ОПИСАНИЕ ЗАДАНИЯ: Перепечатайте дословно отрезок данных от самого начала по строку с «Ellipse shape (209, 340, 225, 347)» включительно.

#### ИСХОДНЫЕ ДАННЫЕ ####

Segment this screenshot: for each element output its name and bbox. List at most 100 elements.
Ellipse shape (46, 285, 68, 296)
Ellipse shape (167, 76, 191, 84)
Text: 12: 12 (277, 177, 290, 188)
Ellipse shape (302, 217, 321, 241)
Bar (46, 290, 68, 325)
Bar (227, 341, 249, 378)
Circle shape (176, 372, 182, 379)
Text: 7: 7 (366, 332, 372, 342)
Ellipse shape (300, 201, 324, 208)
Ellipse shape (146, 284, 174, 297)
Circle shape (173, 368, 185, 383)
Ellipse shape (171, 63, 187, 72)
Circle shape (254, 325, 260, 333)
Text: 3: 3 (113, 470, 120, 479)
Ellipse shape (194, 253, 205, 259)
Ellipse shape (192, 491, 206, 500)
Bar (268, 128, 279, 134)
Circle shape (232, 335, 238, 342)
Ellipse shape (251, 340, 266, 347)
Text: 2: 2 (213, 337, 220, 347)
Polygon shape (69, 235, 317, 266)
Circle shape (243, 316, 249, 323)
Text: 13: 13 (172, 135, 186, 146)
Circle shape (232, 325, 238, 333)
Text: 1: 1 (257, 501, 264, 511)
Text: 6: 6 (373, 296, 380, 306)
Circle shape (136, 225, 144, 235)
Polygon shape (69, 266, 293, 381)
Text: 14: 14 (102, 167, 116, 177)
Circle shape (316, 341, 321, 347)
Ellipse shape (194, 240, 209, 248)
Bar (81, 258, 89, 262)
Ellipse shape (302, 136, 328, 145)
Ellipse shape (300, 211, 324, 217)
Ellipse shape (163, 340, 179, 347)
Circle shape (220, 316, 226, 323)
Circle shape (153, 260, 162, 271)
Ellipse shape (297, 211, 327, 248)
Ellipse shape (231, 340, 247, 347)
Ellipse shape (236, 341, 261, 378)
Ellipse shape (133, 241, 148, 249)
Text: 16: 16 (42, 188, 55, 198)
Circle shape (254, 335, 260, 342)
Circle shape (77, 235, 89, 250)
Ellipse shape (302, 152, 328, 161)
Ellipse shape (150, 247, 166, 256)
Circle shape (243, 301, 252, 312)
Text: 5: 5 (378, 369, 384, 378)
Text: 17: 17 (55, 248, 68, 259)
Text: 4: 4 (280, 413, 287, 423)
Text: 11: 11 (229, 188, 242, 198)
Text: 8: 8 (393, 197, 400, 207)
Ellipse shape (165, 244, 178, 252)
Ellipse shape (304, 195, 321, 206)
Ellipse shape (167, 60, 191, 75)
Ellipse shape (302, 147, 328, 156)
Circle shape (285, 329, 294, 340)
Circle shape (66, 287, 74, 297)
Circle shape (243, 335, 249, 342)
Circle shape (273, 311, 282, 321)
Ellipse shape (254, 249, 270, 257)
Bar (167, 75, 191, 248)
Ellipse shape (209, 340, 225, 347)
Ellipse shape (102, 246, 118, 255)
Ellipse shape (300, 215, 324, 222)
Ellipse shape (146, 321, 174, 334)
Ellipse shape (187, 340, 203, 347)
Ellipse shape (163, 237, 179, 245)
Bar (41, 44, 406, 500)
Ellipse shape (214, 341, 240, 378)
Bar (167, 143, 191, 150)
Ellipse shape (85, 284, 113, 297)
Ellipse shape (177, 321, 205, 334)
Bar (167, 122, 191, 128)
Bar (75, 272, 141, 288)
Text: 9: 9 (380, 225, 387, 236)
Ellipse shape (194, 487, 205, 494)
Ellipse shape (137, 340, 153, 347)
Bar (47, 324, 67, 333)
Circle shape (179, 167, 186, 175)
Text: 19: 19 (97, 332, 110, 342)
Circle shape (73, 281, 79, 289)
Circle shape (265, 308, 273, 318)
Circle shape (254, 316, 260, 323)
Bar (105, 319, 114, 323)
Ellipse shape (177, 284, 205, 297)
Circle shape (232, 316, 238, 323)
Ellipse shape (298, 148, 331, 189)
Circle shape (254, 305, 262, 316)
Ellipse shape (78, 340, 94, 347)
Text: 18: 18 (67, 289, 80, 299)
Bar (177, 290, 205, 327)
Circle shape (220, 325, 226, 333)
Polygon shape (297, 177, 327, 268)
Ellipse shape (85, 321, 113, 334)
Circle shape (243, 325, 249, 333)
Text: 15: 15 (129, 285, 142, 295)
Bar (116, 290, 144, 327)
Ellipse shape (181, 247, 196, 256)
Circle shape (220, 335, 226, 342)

####

ПРАВИЛЬНЫЙ ОТВЕТ:
Segment this screenshot: for each element output its name and bbox. List at most 100 elements.
Ellipse shape (46, 285, 68, 296)
Ellipse shape (167, 76, 191, 84)
Text: 12: 12 (277, 177, 290, 188)
Ellipse shape (302, 217, 321, 241)
Bar (46, 290, 68, 325)
Bar (227, 341, 249, 378)
Circle shape (176, 372, 182, 379)
Text: 7: 7 (366, 332, 372, 342)
Ellipse shape (300, 201, 324, 208)
Ellipse shape (146, 284, 174, 297)
Circle shape (173, 368, 185, 383)
Ellipse shape (171, 63, 187, 72)
Circle shape (254, 325, 260, 333)
Text: 3: 3 (113, 470, 120, 479)
Ellipse shape (194, 253, 205, 259)
Ellipse shape (192, 491, 206, 500)
Bar (268, 128, 279, 134)
Circle shape (232, 335, 238, 342)
Ellipse shape (251, 340, 266, 347)
Text: 2: 2 (213, 337, 220, 347)
Polygon shape (69, 235, 317, 266)
Circle shape (243, 316, 249, 323)
Text: 13: 13 (172, 135, 186, 146)
Circle shape (232, 325, 238, 333)
Text: 1: 1 (257, 501, 264, 511)
Text: 6: 6 (373, 296, 380, 306)
Circle shape (136, 225, 144, 235)
Polygon shape (69, 266, 293, 381)
Text: 14: 14 (102, 167, 116, 177)
Circle shape (316, 341, 321, 347)
Ellipse shape (194, 240, 209, 248)
Bar (81, 258, 89, 262)
Ellipse shape (302, 136, 328, 145)
Ellipse shape (300, 211, 324, 217)
Ellipse shape (163, 340, 179, 347)
Circle shape (220, 316, 226, 323)
Circle shape (153, 260, 162, 271)
Ellipse shape (297, 211, 327, 248)
Ellipse shape (231, 340, 247, 347)
Ellipse shape (236, 341, 261, 378)
Ellipse shape (133, 241, 148, 249)
Text: 16: 16 (42, 188, 55, 198)
Circle shape (254, 335, 260, 342)
Circle shape (77, 235, 89, 250)
Ellipse shape (302, 152, 328, 161)
Ellipse shape (150, 247, 166, 256)
Circle shape (243, 301, 252, 312)
Text: 5: 5 (378, 369, 384, 378)
Text: 17: 17 (55, 248, 68, 259)
Text: 4: 4 (280, 413, 287, 423)
Text: 11: 11 (229, 188, 242, 198)
Text: 8: 8 (393, 197, 400, 207)
Ellipse shape (165, 244, 178, 252)
Ellipse shape (304, 195, 321, 206)
Ellipse shape (167, 60, 191, 75)
Ellipse shape (302, 147, 328, 156)
Circle shape (285, 329, 294, 340)
Circle shape (66, 287, 74, 297)
Circle shape (243, 335, 249, 342)
Circle shape (273, 311, 282, 321)
Ellipse shape (254, 249, 270, 257)
Bar (167, 75, 191, 248)
Ellipse shape (209, 340, 225, 347)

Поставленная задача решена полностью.